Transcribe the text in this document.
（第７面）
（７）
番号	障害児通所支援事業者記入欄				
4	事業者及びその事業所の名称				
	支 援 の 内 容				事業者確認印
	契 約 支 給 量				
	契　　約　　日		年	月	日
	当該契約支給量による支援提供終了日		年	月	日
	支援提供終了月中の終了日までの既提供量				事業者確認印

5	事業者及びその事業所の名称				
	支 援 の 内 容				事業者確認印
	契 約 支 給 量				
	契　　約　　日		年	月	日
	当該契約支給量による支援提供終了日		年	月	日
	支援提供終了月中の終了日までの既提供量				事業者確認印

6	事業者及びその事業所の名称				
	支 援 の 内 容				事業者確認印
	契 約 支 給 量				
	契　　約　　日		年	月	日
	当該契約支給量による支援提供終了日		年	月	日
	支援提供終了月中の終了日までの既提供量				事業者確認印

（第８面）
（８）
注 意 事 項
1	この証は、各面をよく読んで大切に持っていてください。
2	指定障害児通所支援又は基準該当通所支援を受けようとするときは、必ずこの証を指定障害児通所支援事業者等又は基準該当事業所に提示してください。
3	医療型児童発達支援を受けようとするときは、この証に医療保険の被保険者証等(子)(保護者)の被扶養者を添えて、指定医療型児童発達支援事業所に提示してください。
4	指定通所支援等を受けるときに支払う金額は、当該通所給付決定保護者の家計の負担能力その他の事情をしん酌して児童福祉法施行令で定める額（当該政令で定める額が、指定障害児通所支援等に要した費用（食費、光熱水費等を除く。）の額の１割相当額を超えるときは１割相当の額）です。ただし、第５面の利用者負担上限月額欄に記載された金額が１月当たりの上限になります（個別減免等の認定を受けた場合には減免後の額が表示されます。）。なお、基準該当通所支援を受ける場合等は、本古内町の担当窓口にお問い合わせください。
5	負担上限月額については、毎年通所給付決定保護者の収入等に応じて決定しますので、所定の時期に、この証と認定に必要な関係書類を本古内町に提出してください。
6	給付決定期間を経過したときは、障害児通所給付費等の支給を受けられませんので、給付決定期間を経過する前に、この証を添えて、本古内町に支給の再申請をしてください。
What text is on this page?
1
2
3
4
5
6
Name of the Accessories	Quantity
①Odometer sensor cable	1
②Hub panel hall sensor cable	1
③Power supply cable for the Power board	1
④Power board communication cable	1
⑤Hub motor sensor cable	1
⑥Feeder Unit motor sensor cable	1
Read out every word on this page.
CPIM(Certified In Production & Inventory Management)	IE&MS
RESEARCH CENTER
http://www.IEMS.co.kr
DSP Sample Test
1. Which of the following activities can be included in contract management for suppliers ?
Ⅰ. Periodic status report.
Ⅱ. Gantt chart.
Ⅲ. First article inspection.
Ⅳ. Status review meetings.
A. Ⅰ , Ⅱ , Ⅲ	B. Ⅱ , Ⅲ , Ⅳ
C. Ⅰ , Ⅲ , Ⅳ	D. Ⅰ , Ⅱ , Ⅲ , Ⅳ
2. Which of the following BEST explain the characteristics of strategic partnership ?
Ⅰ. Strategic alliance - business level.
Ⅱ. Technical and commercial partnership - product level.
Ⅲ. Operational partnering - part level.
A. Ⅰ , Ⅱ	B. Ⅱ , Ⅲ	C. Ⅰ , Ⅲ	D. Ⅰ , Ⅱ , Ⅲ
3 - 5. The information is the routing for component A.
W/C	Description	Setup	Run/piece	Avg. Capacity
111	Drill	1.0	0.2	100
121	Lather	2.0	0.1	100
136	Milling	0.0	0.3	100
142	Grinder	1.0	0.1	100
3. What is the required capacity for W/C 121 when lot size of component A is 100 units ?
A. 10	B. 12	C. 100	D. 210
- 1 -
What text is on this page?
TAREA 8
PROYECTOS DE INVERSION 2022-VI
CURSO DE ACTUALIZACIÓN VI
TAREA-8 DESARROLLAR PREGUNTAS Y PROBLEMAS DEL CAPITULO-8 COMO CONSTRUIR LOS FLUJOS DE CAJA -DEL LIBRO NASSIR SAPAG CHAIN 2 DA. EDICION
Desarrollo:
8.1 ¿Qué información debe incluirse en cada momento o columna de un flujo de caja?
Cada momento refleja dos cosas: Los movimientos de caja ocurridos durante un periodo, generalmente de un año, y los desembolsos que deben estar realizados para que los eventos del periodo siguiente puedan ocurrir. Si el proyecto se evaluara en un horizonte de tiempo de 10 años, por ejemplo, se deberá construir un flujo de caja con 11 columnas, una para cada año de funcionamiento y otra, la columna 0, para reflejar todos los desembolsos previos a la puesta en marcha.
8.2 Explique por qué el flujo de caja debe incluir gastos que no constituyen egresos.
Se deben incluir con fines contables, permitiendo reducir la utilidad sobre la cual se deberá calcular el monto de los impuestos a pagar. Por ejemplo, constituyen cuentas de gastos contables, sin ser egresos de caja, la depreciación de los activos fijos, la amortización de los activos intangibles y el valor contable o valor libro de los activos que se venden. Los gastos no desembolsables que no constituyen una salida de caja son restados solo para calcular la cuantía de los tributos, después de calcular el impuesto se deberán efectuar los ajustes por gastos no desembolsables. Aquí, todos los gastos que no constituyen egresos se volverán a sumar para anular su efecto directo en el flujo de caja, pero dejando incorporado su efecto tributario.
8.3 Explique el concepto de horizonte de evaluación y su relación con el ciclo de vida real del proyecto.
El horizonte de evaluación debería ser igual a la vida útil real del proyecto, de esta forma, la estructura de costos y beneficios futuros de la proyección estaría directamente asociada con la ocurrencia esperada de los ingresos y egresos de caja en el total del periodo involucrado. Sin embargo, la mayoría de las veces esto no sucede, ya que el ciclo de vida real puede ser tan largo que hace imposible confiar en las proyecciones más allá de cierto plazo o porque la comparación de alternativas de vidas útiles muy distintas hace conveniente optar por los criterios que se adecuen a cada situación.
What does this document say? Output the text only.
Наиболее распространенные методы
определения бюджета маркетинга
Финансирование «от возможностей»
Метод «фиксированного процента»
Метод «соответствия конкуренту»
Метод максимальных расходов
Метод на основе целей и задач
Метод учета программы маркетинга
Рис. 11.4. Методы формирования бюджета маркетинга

# Task directions
Print out every record again, exactly and in full.

# Exercise response
Transcribe the text in this document.
（第７面）
（７）
番号	障害児通所支援事業者記入欄				
4	事業者及びその事業所の名称				
	支 援 の 内 容				事業者確認印
	契 約 支 給 量				
	契　　約　　日		年	月	日
	当該契約支給量による支援提供終了日		年	月	日
	支援提供終了月中の終了日までの既提供量				事業者確認印

5	事業者及びその事業所の名称				
	支 援 の 内 容				事業者確認印
	契 約 支 給 量				
	契　　約　　日		年	月	日
	当該契約支給量による支援提供終了日		年	月	日
	支援提供終了月中の終了日までの既提供量				事業者確認印

6	事業者及びその事業所の名称				
	支 援 の 内 容				事業者確認印
	契 約 支 給 量				
	契　　約　　日		年	月	日
	当該契約支給量による支援提供終了日		年	月	日
	支援提供終了月中の終了日までの既提供量				事業者確認印

（第８面）
（８）
注 意 事 項
1	この証は、各面をよく読んで大切に持っていてください。
2	指定障害児通所支援又は基準該当通所支援を受けようとするときは、必ずこの証を指定障害児通所支援事業者等又は基準該当事業所に提示してください。
3	医療型児童発達支援を受けようとするときは、この証に医療保険の被保険者証等(子)(保護者)の被扶養者を添えて、指定医療型児童発達支援事業所に提示してください。
4	指定通所支援等を受けるときに支払う金額は、当該通所給付決定保護者の家計の負担能力その他の事情をしん酌して児童福祉法施行令で定める額（当該政令で定める額が、指定障害児通所支援等に要した費用（食費、光熱水費等を除く。）の額の１割相当額を超えるときは１割相当の額）です。ただし、第５面の利用者負担上限月額欄に記載された金額が１月当たりの上限になります（個別減免等の認定を受けた場合には減免後の額が表示されます。）。なお、基準該当通所支援を受ける場合等は、本古内町の担当窓口にお問い合わせください。
5	負担上限月額については、毎年通所給付決定保護者の収入等に応じて決定しますので、所定の時期に、この証と認定に必要な関係書類を本古内町に提出してください。
6	給付決定期間を経過したときは、障害児通所給付費等の支給を受けられませんので、給付決定期間を経過する前に、この証を添えて、本古内町に支給の再申請をしてください。
What text is on this page?
1
2
3
4
5
6
Name of the Accessories	Quantity
①Odometer sensor cable	1
②Hub panel hall sensor cable	1
③Power supply cable for the Power board	1
④Power board communication cable	1
⑤Hub motor sensor cable	1
⑥Feeder Unit motor sensor cable	1
Read out every word on this page.
CPIM(Certified In Production & Inventory Management)	IE&MS
RESEARCH CENTER
http://www.IEMS.co.kr
DSP Sample Test
1. Which of the following activities can be included in contract management for suppliers ?
Ⅰ. Periodic status report.
Ⅱ. Gantt chart.
Ⅲ. First article inspection.
Ⅳ. Status review meetings.
A. Ⅰ , Ⅱ , Ⅲ	B. Ⅱ , Ⅲ , Ⅳ
C. Ⅰ , Ⅲ , Ⅳ	D. Ⅰ , Ⅱ , Ⅲ , Ⅳ
2. Which of the following BEST explain the characteristics of strategic partnership ?
Ⅰ. Strategic alliance - business level.
Ⅱ. Technical and commercial partnership - product level.
Ⅲ. Operational partnering - part level.
A. Ⅰ , Ⅱ	B. Ⅱ , Ⅲ	C. Ⅰ , Ⅲ	D. Ⅰ , Ⅱ , Ⅲ
3 - 5. The information is the routing for component A.
W/C	Description	Setup	Run/piece	Avg. Capacity
111	Drill	1.0	0.2	100
121	Lather	2.0	0.1	100
136	Milling	0.0	0.3	100
142	Grinder	1.0	0.1	100
3. What is the required capacity for W/C 121 when lot size of component A is 100 units ?
A. 10	B. 12	C. 100	D. 210
- 1 -
What text is on this page?
TAREA 8
PROYECTOS DE INVERSION 2022-VI
CURSO DE ACTUALIZACIÓN VI
TAREA-8 DESARROLLAR PREGUNTAS Y PROBLEMAS DEL CAPITULO-8 COMO CONSTRUIR LOS FLUJOS DE CAJA -DEL LIBRO NASSIR SAPAG CHAIN 2 DA. EDICION
Desarrollo:
8.1 ¿Qué información debe incluirse en cada momento o columna de un flujo de caja?
Cada momento refleja dos cosas: Los movimientos de caja ocurridos durante un periodo, generalmente de un año, y los desembolsos que deben estar realizados para que los eventos del periodo siguiente puedan ocurrir. Si el proyecto se evaluara en un horizonte de tiempo de 10 años, por ejemplo, se deberá construir un flujo de caja con 11 columnas, una para cada año de funcionamiento y otra, la columna 0, para reflejar todos los desembolsos previos a la puesta en marcha.
8.2 Explique por qué el flujo de caja debe incluir gastos que no constituyen egresos.
Se deben incluir con fines contables, permitiendo reducir la utilidad sobre la cual se deberá calcular el monto de los impuestos a pagar. Por ejemplo, constituyen cuentas de gastos contables, sin ser egresos de caja, la depreciación de los activos fijos, la amortización de los activos intangibles y el valor contable o valor libro de los activos que se venden. Los gastos no desembolsables que no constituyen una salida de caja son restados solo para calcular la cuantía de los tributos, después de calcular el impuesto se deberán efectuar los ajustes por gastos no desembolsables. Aquí, todos los gastos que no constituyen egresos se volverán a sumar para anular su efecto directo en el flujo de caja, pero dejando incorporado su efecto tributario.
8.3 Explique el concepto de horizonte de evaluación y su relación con el ciclo de vida real del proyecto.
El horizonte de evaluación debería ser igual a la vida útil real del proyecto, de esta forma, la estructura de costos y beneficios futuros de la proyección estaría directamente asociada con la ocurrencia esperada de los ingresos y egresos de caja en el total del periodo involucrado. Sin embargo, la mayoría de las veces esto no sucede, ya que el ciclo de vida real puede ser tan largo que hace imposible confiar en las proyecciones más allá de cierto plazo o porque la comparación de alternativas de vidas útiles muy distintas hace conveniente optar por los criterios que se adecuen a cada situación.
What does this document say? Output the text only.
Наиболее распространенные методы
определения бюджета маркетинга
Финансирование «от возможностей»
Метод «фиксированного процента»
Метод «соответствия конкуренту»
Метод максимальных расходов
Метод на основе целей и задач
Метод учета программы маркетинга
Рис. 11.4. Методы формирования бюджета маркетинга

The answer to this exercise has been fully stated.